▶ **EXERCISE DESCRIPTION**: What lines of the data hold the string "following"? Pull each one out.
▬▬▬▬▬▬
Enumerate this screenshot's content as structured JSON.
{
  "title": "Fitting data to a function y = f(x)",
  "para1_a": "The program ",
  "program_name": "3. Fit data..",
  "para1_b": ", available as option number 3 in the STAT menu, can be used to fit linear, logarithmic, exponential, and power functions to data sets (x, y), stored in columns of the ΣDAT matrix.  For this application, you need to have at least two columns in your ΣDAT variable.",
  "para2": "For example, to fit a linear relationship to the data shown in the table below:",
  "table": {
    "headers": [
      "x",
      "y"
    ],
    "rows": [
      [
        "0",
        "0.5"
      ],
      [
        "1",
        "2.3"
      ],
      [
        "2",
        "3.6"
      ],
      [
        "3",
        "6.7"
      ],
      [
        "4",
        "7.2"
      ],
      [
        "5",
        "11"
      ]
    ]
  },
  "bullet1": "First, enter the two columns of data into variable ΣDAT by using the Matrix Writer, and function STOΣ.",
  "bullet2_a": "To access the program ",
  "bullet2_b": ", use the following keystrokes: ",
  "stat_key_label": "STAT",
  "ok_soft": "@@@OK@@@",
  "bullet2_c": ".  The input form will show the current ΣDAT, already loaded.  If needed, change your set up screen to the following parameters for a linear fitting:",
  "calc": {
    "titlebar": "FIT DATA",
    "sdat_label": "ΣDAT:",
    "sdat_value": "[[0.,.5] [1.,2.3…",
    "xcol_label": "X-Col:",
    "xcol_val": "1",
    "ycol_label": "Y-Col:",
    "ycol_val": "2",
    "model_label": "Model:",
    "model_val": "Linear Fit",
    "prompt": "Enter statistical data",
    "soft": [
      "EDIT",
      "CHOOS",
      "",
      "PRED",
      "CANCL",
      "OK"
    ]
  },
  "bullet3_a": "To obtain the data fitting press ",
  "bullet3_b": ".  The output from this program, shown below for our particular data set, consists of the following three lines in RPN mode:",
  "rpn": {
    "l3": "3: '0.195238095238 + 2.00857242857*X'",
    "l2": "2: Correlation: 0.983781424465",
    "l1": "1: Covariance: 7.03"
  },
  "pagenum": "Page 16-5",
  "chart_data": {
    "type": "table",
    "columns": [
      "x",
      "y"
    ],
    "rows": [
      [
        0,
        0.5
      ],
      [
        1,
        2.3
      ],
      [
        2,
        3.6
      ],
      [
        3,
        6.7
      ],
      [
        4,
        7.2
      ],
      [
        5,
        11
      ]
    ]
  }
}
▬▬▬▬▬▬
▶ **WORKED ANSWER**:
  "bullet2_b": ", use the following keystrokes: ",
  "bullet2_c": ".  The input form will show the current ΣDAT, already loaded.  If needed, change your set up screen to the following parameters for a linear fitting:",
  "bullet3_b": ".  The output from this program, shown below for our particular data set, consists of the following three lines in RPN mode:",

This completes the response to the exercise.